── Records provided

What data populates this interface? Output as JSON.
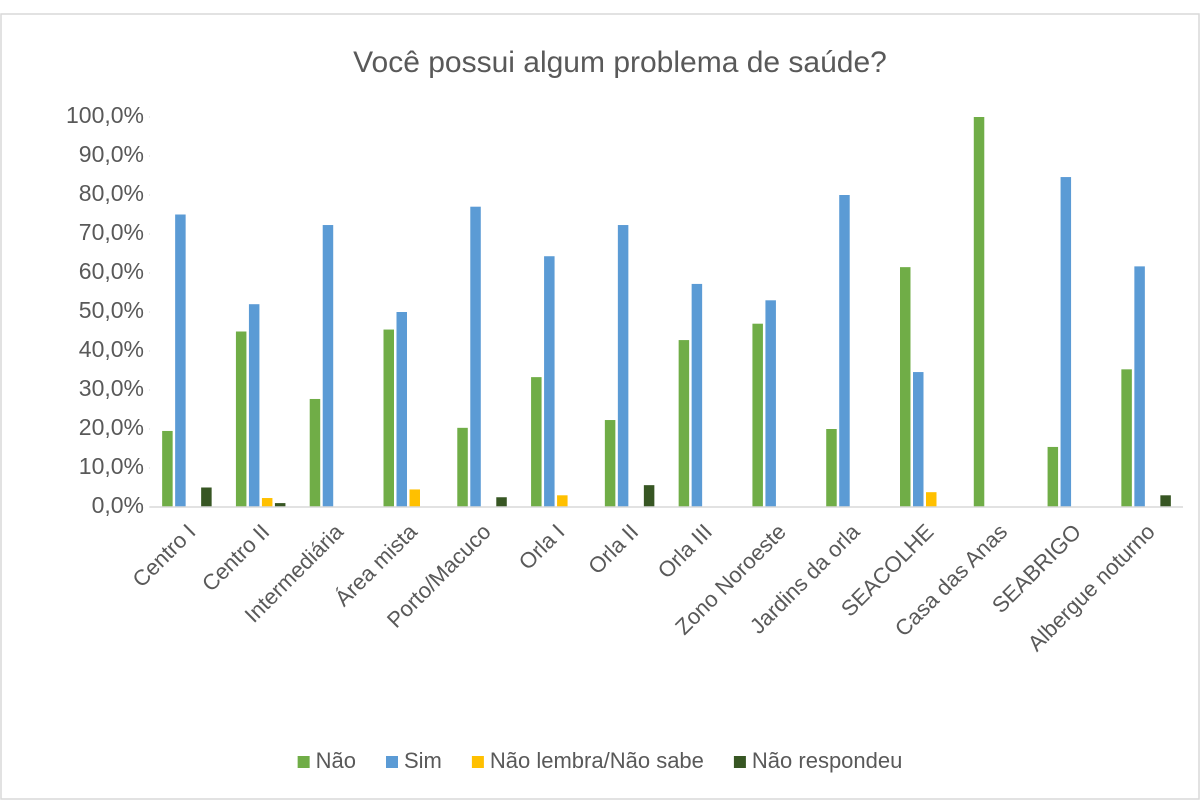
{
  "chart_data": {
    "type": "bar",
    "title": "Você possui algum problema de saúde?",
    "categories": [
      "Centro I",
      "Centro II",
      "Intermediária",
      "Área mista",
      "Porto/Macuco",
      "Orla I",
      "Orla II",
      "Orla III",
      "Zono Noroeste",
      "Jardins da orla",
      "SEACOLHE",
      "Casa das Anas",
      "SEABRIGO",
      "Albergue noturno"
    ],
    "series": [
      {
        "name": "Não",
        "color": "#70ad47",
        "values": [
          19.5,
          45,
          27.7,
          45.5,
          20.3,
          33.3,
          22.3,
          42.8,
          47,
          20,
          61.5,
          100,
          15.4,
          35.3
        ]
      },
      {
        "name": "Sim",
        "color": "#5b9bd5",
        "values": [
          75,
          52,
          72.3,
          50,
          77,
          64.3,
          72.3,
          57.2,
          53,
          80,
          34.6,
          0,
          84.6,
          61.7
        ]
      },
      {
        "name": "Não lembra/Não sabe",
        "color": "#ffc000",
        "values": [
          0,
          2.3,
          0,
          4.5,
          0,
          3,
          0,
          0,
          0,
          0,
          3.8,
          0,
          0,
          0
        ]
      },
      {
        "name": "Não respondeu",
        "color": "#375623",
        "values": [
          5,
          1,
          0,
          0,
          2.5,
          0,
          5.6,
          0,
          0,
          0,
          0,
          0,
          0,
          3
        ]
      }
    ],
    "ylim": [
      0,
      100
    ],
    "yticks": [
      {
        "value": 0,
        "label": "0,0%"
      },
      {
        "value": 10,
        "label": "10,0%"
      },
      {
        "value": 20,
        "label": "20,0%"
      },
      {
        "value": 30,
        "label": "30,0%"
      },
      {
        "value": 40,
        "label": "40,0%"
      },
      {
        "value": 50,
        "label": "50,0%"
      },
      {
        "value": 60,
        "label": "60,0%"
      },
      {
        "value": 70,
        "label": "70,0%"
      },
      {
        "value": 80,
        "label": "80,0%"
      },
      {
        "value": 90,
        "label": "90,0%"
      },
      {
        "value": 100,
        "label": "100,0%"
      }
    ],
    "legend": "bottom"
  }
}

────

> What you should do
Track down all lines above with the string "label" and copy them.

> The answer
        "label": "0,0%"
        "label": "10,0%"
        "label": "20,0%"
        "label": "30,0%"
        "label": "40,0%"
        "label": "50,0%"
        "label": "60,0%"
        "label": "70,0%"
        "label": "80,0%"
        "label": "90,0%"
        "label": "100,0%"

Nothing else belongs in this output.